*Exercise description*. Write out each line in which the string "Support" is present.

— start Extracted data —

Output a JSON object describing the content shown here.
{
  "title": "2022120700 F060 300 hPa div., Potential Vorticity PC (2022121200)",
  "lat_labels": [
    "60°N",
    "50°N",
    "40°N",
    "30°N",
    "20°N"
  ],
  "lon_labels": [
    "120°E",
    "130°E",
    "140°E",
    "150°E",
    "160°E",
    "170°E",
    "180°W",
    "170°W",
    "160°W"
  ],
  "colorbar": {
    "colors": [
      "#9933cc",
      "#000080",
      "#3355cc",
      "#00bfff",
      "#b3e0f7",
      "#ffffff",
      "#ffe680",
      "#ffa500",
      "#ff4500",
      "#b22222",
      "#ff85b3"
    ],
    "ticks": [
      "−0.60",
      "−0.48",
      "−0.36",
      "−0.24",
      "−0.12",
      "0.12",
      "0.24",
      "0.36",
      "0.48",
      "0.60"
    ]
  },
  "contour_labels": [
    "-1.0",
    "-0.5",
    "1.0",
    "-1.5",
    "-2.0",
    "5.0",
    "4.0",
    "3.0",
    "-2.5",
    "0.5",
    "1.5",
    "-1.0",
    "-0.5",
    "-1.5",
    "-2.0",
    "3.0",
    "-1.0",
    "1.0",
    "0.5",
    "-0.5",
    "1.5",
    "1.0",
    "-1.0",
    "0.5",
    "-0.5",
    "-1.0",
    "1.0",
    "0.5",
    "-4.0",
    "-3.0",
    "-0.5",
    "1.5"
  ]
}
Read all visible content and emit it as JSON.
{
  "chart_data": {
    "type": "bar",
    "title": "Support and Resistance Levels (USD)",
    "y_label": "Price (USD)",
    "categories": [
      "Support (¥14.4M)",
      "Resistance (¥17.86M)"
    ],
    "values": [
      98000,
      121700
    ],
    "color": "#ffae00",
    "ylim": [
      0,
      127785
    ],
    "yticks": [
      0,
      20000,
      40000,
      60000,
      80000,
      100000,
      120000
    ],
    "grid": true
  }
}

— end Extracted data —

*Exercise response*.
    "title": "Support and Resistance Levels (USD)",
      "Support (¥14.4M)",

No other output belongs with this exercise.